# Start of RECORDS SHOWN

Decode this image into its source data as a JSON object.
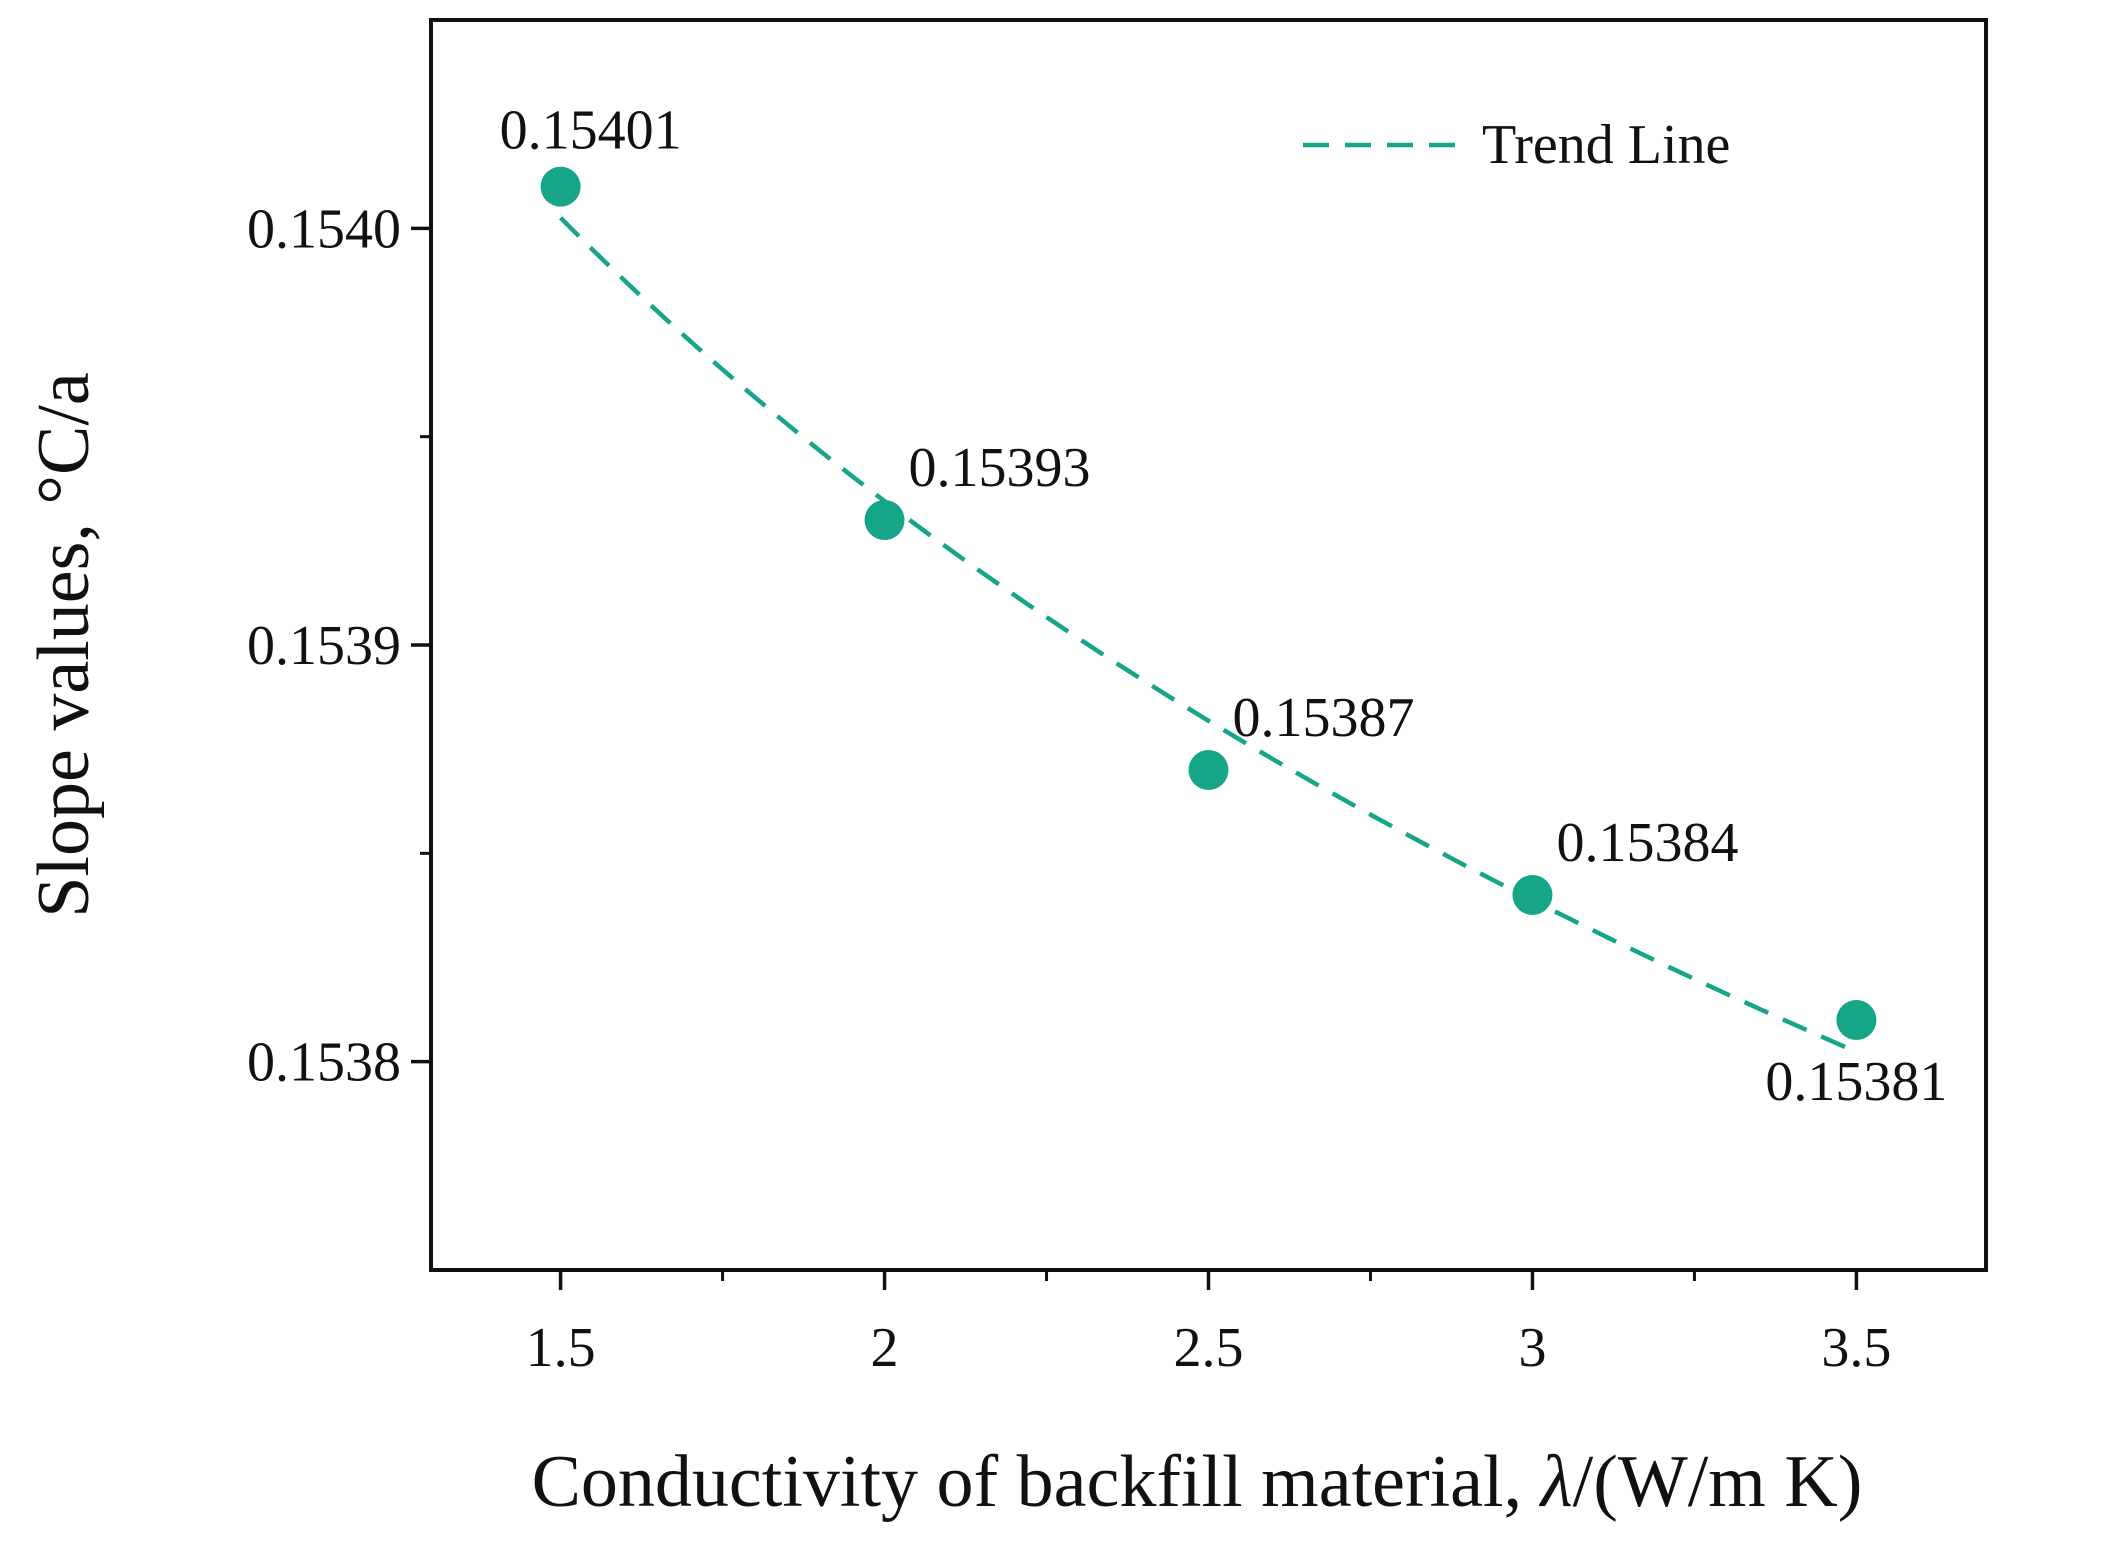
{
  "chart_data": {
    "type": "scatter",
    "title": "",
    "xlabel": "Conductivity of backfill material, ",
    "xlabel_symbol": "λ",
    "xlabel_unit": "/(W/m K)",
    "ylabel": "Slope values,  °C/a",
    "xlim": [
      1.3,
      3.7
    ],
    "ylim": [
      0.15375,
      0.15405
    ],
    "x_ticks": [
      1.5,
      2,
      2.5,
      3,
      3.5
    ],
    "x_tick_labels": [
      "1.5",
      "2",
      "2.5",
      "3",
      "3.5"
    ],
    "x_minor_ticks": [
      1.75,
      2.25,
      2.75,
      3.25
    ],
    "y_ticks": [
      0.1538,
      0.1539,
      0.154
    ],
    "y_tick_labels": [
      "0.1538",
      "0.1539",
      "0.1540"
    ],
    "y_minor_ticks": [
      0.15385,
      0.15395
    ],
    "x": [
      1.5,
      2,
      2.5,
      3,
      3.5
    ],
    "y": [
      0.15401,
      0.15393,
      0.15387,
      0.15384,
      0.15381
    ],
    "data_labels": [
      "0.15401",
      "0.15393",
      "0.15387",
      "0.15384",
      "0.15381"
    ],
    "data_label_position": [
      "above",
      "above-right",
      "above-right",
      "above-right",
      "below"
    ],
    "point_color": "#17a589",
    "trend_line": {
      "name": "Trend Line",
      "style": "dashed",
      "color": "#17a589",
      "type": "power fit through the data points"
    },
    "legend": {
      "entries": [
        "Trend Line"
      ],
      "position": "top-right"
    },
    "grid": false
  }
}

# End of RECORDS SHOWN
# Start of RECORDS SHOWN

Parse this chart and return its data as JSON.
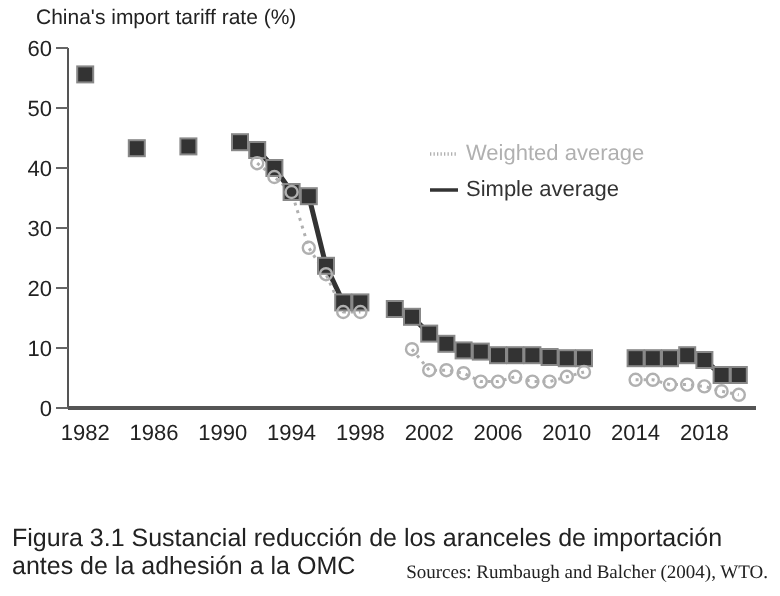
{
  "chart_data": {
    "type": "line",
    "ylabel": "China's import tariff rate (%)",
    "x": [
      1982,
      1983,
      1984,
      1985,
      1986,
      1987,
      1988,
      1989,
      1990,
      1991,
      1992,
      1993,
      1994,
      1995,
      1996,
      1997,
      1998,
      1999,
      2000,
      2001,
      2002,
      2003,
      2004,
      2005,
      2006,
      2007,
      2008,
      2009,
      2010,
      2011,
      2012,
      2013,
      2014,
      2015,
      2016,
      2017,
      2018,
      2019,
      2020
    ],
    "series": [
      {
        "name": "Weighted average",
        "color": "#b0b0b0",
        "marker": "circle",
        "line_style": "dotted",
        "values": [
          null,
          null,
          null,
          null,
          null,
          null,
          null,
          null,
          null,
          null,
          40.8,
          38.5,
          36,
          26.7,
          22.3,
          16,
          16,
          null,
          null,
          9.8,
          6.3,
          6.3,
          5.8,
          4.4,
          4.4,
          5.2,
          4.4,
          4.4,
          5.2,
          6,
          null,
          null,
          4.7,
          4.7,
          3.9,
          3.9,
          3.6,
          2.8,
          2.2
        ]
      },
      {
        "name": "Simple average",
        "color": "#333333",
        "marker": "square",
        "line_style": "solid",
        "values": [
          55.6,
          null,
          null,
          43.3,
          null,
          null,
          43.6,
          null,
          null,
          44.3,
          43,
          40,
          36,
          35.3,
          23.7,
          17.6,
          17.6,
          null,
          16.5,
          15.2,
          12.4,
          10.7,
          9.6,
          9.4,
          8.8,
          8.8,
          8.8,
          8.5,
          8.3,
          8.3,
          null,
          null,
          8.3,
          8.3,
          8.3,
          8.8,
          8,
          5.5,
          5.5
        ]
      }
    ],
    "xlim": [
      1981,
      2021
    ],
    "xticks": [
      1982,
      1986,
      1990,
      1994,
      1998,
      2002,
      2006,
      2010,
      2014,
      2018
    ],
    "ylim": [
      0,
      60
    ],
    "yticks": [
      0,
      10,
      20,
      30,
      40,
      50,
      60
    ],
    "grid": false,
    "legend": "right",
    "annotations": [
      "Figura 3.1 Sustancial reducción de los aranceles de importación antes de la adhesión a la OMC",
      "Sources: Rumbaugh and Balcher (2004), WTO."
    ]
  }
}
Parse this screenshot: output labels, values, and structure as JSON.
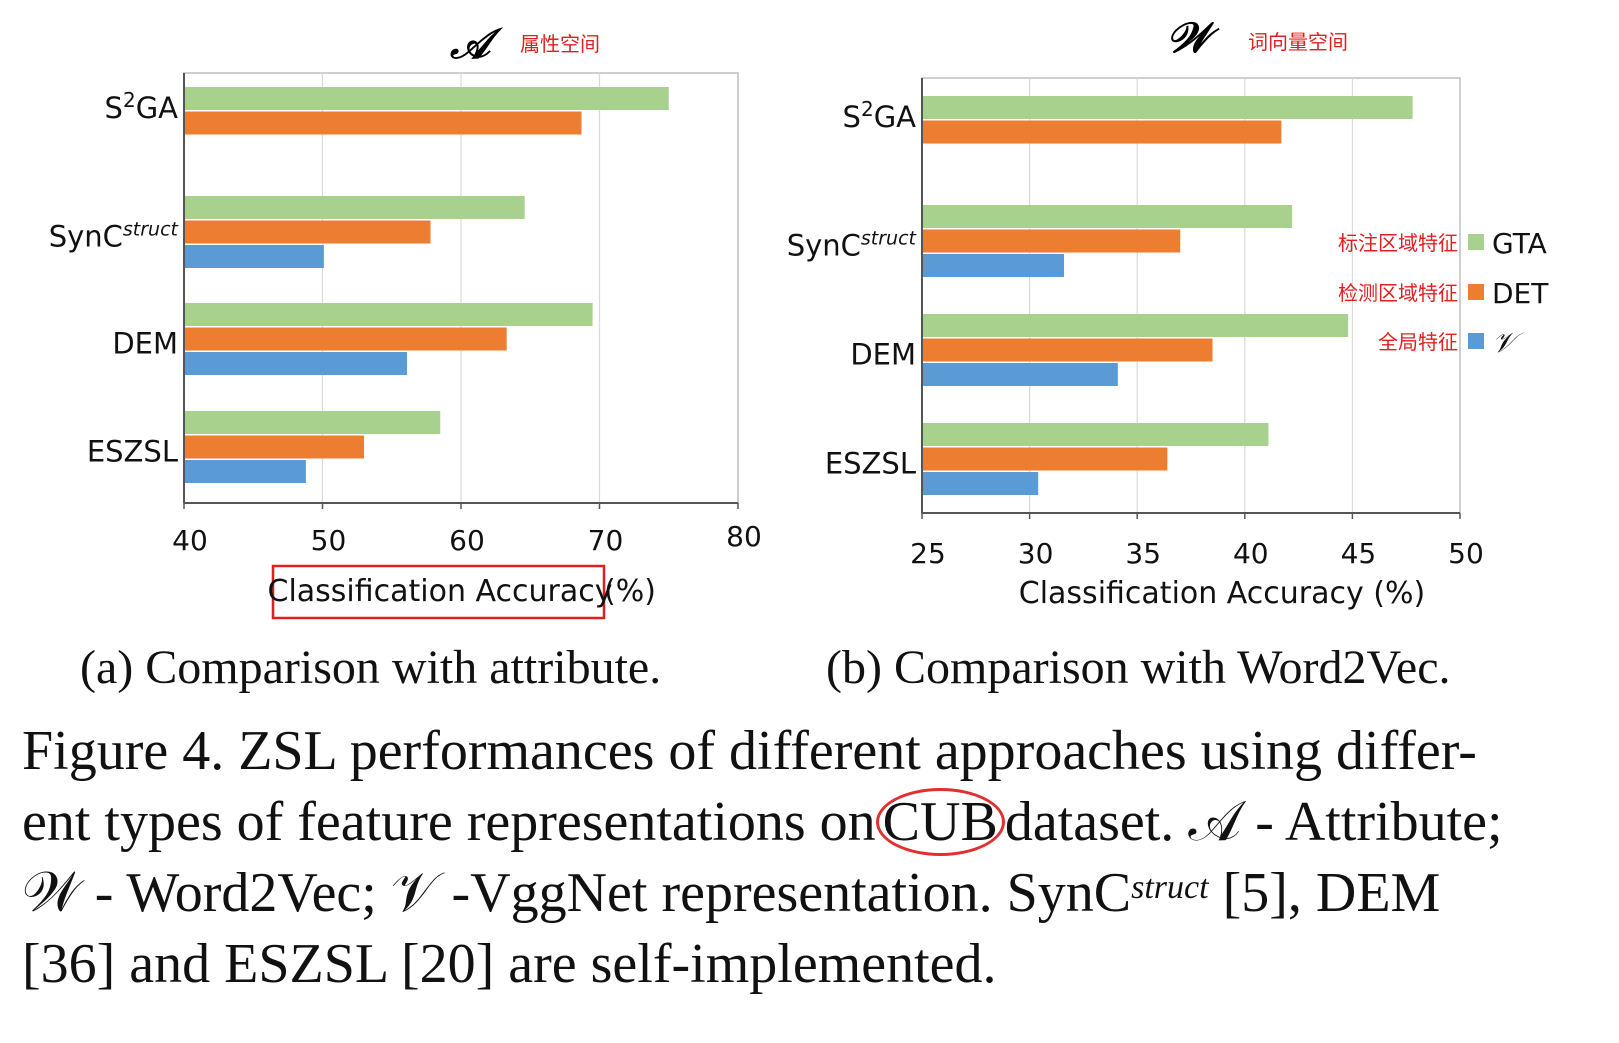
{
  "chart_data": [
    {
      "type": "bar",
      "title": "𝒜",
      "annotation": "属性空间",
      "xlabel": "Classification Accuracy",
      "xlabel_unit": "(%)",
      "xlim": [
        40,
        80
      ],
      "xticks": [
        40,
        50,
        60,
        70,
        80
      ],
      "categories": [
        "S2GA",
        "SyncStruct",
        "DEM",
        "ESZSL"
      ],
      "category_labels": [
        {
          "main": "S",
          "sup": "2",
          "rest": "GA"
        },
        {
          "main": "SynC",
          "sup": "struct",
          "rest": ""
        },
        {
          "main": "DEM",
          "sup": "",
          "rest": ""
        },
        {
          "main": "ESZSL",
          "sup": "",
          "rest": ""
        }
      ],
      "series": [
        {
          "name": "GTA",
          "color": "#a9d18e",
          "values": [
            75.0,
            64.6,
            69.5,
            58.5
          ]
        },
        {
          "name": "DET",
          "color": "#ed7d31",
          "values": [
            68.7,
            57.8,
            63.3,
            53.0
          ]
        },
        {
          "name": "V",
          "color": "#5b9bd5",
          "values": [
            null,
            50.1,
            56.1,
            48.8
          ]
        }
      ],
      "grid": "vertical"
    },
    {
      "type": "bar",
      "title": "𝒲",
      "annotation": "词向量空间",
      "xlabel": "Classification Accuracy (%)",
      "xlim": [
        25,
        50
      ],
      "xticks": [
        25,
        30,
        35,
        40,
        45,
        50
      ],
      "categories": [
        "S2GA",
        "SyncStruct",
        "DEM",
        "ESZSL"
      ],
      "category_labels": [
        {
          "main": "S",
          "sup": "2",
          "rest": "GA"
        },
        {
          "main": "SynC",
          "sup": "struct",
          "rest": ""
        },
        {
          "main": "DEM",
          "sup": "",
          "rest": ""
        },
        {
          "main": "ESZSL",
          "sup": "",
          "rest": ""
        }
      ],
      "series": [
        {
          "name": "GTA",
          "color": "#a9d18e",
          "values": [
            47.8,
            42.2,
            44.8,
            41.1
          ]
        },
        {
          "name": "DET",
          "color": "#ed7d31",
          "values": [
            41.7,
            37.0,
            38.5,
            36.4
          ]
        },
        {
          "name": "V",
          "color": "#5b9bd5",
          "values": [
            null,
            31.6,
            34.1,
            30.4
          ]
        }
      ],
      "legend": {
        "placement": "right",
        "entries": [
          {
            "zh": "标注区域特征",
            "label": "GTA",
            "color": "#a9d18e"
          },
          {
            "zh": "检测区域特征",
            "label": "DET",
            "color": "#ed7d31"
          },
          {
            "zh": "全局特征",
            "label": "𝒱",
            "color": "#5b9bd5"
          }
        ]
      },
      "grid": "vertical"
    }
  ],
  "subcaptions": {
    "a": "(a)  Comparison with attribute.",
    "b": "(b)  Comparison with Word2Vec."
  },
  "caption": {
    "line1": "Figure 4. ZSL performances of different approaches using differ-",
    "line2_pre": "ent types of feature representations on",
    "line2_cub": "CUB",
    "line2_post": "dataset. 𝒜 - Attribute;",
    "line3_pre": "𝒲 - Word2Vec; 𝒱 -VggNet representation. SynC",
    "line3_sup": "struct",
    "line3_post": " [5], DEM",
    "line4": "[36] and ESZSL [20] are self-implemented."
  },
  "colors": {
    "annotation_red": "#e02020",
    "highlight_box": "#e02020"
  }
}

# End of RECORDS SHOWN

**EXERCISE GOAL**. Return all lines containing the word "ylabel".

**EXERCISE OUTPUT**.
    "ylabel": "Slope values,  °C/a",
    "ylabel": "China's import tariff rate (%)",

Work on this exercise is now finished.